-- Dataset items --
———

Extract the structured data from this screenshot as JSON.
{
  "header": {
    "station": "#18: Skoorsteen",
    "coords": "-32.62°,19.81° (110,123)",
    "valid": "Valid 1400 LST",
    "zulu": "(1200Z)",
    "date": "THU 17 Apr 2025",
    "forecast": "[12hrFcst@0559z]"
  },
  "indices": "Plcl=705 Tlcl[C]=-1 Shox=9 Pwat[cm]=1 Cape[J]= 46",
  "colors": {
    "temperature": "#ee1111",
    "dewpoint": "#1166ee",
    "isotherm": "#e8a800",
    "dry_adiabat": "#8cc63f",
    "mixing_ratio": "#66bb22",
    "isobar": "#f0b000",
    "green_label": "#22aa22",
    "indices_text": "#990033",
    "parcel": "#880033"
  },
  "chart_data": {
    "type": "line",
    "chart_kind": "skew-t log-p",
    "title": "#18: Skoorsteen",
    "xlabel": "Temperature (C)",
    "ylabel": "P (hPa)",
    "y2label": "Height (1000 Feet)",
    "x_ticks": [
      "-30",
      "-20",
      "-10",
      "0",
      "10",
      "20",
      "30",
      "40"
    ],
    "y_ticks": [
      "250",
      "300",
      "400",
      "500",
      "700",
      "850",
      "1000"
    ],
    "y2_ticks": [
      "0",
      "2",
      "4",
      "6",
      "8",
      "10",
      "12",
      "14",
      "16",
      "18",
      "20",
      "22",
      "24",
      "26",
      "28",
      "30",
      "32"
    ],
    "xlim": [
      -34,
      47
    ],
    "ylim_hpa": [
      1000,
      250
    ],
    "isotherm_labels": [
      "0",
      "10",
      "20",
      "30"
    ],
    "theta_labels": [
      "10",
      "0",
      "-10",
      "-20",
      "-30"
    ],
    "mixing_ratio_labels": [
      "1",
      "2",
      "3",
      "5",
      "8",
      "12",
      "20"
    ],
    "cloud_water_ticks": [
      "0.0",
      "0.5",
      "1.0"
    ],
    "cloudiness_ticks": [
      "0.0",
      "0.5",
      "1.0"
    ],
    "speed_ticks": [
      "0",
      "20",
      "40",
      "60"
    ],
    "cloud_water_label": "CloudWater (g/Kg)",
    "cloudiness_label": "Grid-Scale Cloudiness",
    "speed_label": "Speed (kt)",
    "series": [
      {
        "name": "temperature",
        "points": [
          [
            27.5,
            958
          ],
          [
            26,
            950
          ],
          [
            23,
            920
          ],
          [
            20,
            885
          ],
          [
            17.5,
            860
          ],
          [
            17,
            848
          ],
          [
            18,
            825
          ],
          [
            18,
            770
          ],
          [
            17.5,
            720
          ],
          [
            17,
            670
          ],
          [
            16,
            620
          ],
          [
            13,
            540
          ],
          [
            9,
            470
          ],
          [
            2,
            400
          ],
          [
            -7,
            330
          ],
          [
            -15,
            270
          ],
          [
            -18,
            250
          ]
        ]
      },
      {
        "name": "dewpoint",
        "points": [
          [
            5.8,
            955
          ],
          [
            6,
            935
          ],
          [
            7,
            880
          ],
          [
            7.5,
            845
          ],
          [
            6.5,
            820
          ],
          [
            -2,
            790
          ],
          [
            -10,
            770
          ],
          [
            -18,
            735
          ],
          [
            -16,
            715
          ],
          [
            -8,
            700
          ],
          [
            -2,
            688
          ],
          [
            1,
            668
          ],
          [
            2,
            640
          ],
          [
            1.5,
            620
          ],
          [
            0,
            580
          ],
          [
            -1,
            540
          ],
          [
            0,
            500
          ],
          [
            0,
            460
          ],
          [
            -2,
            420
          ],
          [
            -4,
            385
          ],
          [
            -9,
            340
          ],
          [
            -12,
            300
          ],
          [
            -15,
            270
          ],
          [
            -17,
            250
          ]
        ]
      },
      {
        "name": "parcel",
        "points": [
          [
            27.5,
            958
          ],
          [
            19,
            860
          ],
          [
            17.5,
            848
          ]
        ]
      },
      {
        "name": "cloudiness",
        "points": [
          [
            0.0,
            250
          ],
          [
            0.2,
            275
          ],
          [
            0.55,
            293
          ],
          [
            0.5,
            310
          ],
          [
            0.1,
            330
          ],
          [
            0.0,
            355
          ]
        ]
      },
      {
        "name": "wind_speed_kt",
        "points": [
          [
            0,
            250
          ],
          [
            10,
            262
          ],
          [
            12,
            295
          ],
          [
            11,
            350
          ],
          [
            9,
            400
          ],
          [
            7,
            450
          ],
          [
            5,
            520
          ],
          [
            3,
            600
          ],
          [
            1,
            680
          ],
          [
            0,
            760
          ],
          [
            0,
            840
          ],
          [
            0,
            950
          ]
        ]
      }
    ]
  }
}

———

-- TASK DESCRIPTION --
Write out the whole listing exactly.

-- FULL ANSWER --
Extract the structured data from this screenshot as JSON.
{
  "header": {
    "station": "#18: Skoorsteen",
    "coords": "-32.62°,19.81° (110,123)",
    "valid": "Valid 1400 LST",
    "zulu": "(1200Z)",
    "date": "THU 17 Apr 2025",
    "forecast": "[12hrFcst@0559z]"
  },
  "indices": "Plcl=705 Tlcl[C]=-1 Shox=9 Pwat[cm]=1 Cape[J]= 46",
  "colors": {
    "temperature": "#ee1111",
    "dewpoint": "#1166ee",
    "isotherm": "#e8a800",
    "dry_adiabat": "#8cc63f",
    "mixing_ratio": "#66bb22",
    "isobar": "#f0b000",
    "green_label": "#22aa22",
    "indices_text": "#990033",
    "parcel": "#880033"
  },
  "chart_data": {
    "type": "line",
    "chart_kind": "skew-t log-p",
    "title": "#18: Skoorsteen",
    "xlabel": "Temperature (C)",
    "ylabel": "P (hPa)",
    "y2label": "Height (1000 Feet)",
    "x_ticks": [
      "-30",
      "-20",
      "-10",
      "0",
      "10",
      "20",
      "30",
      "40"
    ],
    "y_ticks": [
      "250",
      "300",
      "400",
      "500",
      "700",
      "850",
      "1000"
    ],
    "y2_ticks": [
      "0",
      "2",
      "4",
      "6",
      "8",
      "10",
      "12",
      "14",
      "16",
      "18",
      "20",
      "22",
      "24",
      "26",
      "28",
      "30",
      "32"
    ],
    "xlim": [
      -34,
      47
    ],
    "ylim_hpa": [
      1000,
      250
    ],
    "isotherm_labels": [
      "0",
      "10",
      "20",
      "30"
    ],
    "theta_labels": [
      "10",
      "0",
      "-10",
      "-20",
      "-30"
    ],
    "mixing_ratio_labels": [
      "1",
      "2",
      "3",
      "5",
      "8",
      "12",
      "20"
    ],
    "cloud_water_ticks": [
      "0.0",
      "0.5",
      "1.0"
    ],
    "cloudiness_ticks": [
      "0.0",
      "0.5",
      "1.0"
    ],
    "speed_ticks": [
      "0",
      "20",
      "40",
      "60"
    ],
    "cloud_water_label": "CloudWater (g/Kg)",
    "cloudiness_label": "Grid-Scale Cloudiness",
    "speed_label": "Speed (kt)",
    "series": [
      {
        "name": "temperature",
        "points": [
          [
            27.5,
            958
          ],
          [
            26,
            950
          ],
          [
            23,
            920
          ],
          [
            20,
            885
          ],
          [
            17.5,
            860
          ],
          [
            17,
            848
          ],
          [
            18,
            825
          ],
          [
            18,
            770
          ],
          [
            17.5,
            720
          ],
          [
            17,
            670
          ],
          [
            16,
            620
          ],
          [
            13,
            540
          ],
          [
            9,
            470
          ],
          [
            2,
            400
          ],
          [
            -7,
            330
          ],
          [
            -15,
            270
          ],
          [
            -18,
            250
          ]
        ]
      },
      {
        "name": "dewpoint",
        "points": [
          [
            5.8,
            955
          ],
          [
            6,
            935
          ],
          [
            7,
            880
          ],
          [
            7.5,
            845
          ],
          [
            6.5,
            820
          ],
          [
            -2,
            790
          ],
          [
            -10,
            770
          ],
          [
            -18,
            735
          ],
          [
            -16,
            715
          ],
          [
            -8,
            700
          ],
          [
            -2,
            688
          ],
          [
            1,
            668
          ],
          [
            2,
            640
          ],
          [
            1.5,
            620
          ],
          [
            0,
            580
          ],
          [
            -1,
            540
          ],
          [
            0,
            500
          ],
          [
            0,
            460
          ],
          [
            -2,
            420
          ],
          [
            -4,
            385
          ],
          [
            -9,
            340
          ],
          [
            -12,
            300
          ],
          [
            -15,
            270
          ],
          [
            -17,
            250
          ]
        ]
      },
      {
        "name": "parcel",
        "points": [
          [
            27.5,
            958
          ],
          [
            19,
            860
          ],
          [
            17.5,
            848
          ]
        ]
      },
      {
        "name": "cloudiness",
        "points": [
          [
            0.0,
            250
          ],
          [
            0.2,
            275
          ],
          [
            0.55,
            293
          ],
          [
            0.5,
            310
          ],
          [
            0.1,
            330
          ],
          [
            0.0,
            355
          ]
        ]
      },
      {
        "name": "wind_speed_kt",
        "points": [
          [
            0,
            250
          ],
          [
            10,
            262
          ],
          [
            12,
            295
          ],
          [
            11,
            350
          ],
          [
            9,
            400
          ],
          [
            7,
            450
          ],
          [
            5,
            520
          ],
          [
            3,
            600
          ],
          [
            1,
            680
          ],
          [
            0,
            760
          ],
          [
            0,
            840
          ],
          [
            0,
            950
          ]
        ]
      }
    ]
  }
}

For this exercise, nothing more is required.